Output the records. Match them exactly.

++++ Provided entries ++++

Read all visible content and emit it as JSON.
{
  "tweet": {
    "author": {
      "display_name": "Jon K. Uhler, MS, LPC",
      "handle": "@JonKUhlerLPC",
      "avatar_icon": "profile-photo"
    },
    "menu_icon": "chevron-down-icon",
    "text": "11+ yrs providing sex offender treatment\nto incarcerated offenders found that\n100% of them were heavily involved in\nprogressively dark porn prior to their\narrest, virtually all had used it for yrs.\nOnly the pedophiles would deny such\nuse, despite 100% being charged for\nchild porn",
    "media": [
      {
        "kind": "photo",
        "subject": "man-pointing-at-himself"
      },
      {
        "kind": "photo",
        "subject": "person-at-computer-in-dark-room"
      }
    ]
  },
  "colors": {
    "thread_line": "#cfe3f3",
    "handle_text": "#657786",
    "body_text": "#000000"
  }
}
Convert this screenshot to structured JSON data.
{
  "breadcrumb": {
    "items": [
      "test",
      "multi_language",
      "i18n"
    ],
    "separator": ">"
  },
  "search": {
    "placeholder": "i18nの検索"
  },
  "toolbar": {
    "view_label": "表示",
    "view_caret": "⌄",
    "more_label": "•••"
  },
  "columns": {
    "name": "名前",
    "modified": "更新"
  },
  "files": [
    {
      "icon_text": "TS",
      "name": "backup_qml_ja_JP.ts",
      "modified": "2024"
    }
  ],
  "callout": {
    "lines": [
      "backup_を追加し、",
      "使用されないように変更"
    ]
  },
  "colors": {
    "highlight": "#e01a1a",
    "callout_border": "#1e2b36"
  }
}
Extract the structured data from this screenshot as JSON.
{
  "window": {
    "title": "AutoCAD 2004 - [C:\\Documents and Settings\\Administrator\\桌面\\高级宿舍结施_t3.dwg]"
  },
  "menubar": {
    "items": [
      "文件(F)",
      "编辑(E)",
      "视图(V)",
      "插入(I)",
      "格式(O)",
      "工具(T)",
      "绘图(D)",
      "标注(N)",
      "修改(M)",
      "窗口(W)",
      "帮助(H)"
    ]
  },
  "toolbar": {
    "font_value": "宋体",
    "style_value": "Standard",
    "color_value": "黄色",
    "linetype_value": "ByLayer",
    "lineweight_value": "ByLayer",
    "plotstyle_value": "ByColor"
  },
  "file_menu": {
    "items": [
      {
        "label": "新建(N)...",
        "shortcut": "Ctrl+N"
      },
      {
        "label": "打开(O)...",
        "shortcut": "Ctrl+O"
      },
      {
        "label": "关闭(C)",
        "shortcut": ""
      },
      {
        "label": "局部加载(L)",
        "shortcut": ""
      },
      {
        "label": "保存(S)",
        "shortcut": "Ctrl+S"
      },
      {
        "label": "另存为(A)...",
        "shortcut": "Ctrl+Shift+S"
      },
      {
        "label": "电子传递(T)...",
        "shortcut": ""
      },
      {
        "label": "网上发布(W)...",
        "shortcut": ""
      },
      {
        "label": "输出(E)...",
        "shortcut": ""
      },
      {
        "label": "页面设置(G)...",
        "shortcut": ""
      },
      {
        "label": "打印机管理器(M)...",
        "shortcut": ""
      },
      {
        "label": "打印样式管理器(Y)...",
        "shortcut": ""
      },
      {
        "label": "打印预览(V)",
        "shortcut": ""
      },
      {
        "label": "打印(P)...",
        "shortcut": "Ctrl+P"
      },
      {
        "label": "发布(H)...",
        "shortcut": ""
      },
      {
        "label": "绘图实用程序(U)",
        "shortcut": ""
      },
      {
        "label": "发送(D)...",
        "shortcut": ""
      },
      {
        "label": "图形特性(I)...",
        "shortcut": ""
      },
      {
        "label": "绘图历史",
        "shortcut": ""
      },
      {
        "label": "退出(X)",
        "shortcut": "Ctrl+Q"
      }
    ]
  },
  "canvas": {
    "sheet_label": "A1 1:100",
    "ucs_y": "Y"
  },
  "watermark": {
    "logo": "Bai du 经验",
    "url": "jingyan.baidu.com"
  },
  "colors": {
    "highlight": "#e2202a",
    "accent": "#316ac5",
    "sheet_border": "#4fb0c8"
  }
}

++++

- **Solution to the problem**:
Read all visible content and emit it as JSON.
{
  "tweet": {
    "author": {
      "display_name": "Jon K. Uhler, MS, LPC",
      "handle": "@JonKUhlerLPC",
      "avatar_icon": "profile-photo"
    },
    "menu_icon": "chevron-down-icon",
    "text": "11+ yrs providing sex offender treatment\nto incarcerated offenders found that\n100% of them were heavily involved in\nprogressively dark porn prior to their\narrest, virtually all had used it for yrs.\nOnly the pedophiles would deny such\nuse, despite 100% being charged for\nchild porn",
    "media": [
      {
        "kind": "photo",
        "subject": "man-pointing-at-himself"
      },
      {
        "kind": "photo",
        "subject": "person-at-computer-in-dark-room"
      }
    ]
  },
  "colors": {
    "thread_line": "#cfe3f3",
    "handle_text": "#657786",
    "body_text": "#000000"
  }
}
Convert this screenshot to structured JSON data.
{
  "breadcrumb": {
    "items": [
      "test",
      "multi_language",
      "i18n"
    ],
    "separator": ">"
  },
  "search": {
    "placeholder": "i18nの検索"
  },
  "toolbar": {
    "view_label": "表示",
    "view_caret": "⌄",
    "more_label": "•••"
  },
  "columns": {
    "name": "名前",
    "modified": "更新"
  },
  "files": [
    {
      "icon_text": "TS",
      "name": "backup_qml_ja_JP.ts",
      "modified": "2024"
    }
  ],
  "callout": {
    "lines": [
      "backup_を追加し、",
      "使用されないように変更"
    ]
  },
  "colors": {
    "highlight": "#e01a1a",
    "callout_border": "#1e2b36"
  }
}
Extract the structured data from this screenshot as JSON.
{
  "window": {
    "title": "AutoCAD 2004 - [C:\\Documents and Settings\\Administrator\\桌面\\高级宿舍结施_t3.dwg]"
  },
  "menubar": {
    "items": [
      "文件(F)",
      "编辑(E)",
      "视图(V)",
      "插入(I)",
      "格式(O)",
      "工具(T)",
      "绘图(D)",
      "标注(N)",
      "修改(M)",
      "窗口(W)",
      "帮助(H)"
    ]
  },
  "toolbar": {
    "font_value": "宋体",
    "style_value": "Standard",
    "color_value": "黄色",
    "linetype_value": "ByLayer",
    "lineweight_value": "ByLayer",
    "plotstyle_value": "ByColor"
  },
  "file_menu": {
    "items": [
      {
        "label": "新建(N)...",
        "shortcut": "Ctrl+N"
      },
      {
        "label": "打开(O)...",
        "shortcut": "Ctrl+O"
      },
      {
        "label": "关闭(C)",
        "shortcut": ""
      },
      {
        "label": "局部加载(L)",
        "shortcut": ""
      },
      {
        "label": "保存(S)",
        "shortcut": "Ctrl+S"
      },
      {
        "label": "另存为(A)...",
        "shortcut": "Ctrl+Shift+S"
      },
      {
        "label": "电子传递(T)...",
        "shortcut": ""
      },
      {
        "label": "网上发布(W)...",
        "shortcut": ""
      },
      {
        "label": "输出(E)...",
        "shortcut": ""
      },
      {
        "label": "页面设置(G)...",
        "shortcut": ""
      },
      {
        "label": "打印机管理器(M)...",
        "shortcut": ""
      },
      {
        "label": "打印样式管理器(Y)...",
        "shortcut": ""
      },
      {
        "label": "打印预览(V)",
        "shortcut": ""
      },
      {
        "label": "打印(P)...",
        "shortcut": "Ctrl+P"
      },
      {
        "label": "发布(H)...",
        "shortcut": ""
      },
      {
        "label": "绘图实用程序(U)",
        "shortcut": ""
      },
      {
        "label": "发送(D)...",
        "shortcut": ""
      },
      {
        "label": "图形特性(I)...",
        "shortcut": ""
      },
      {
        "label": "绘图历史",
        "shortcut": ""
      },
      {
        "label": "退出(X)",
        "shortcut": "Ctrl+Q"
      }
    ]
  },
  "canvas": {
    "sheet_label": "A1 1:100",
    "ucs_y": "Y"
  },
  "watermark": {
    "logo": "Bai du 经验",
    "url": "jingyan.baidu.com"
  },
  "colors": {
    "highlight": "#e2202a",
    "accent": "#316ac5",
    "sheet_border": "#4fb0c8"
  }
}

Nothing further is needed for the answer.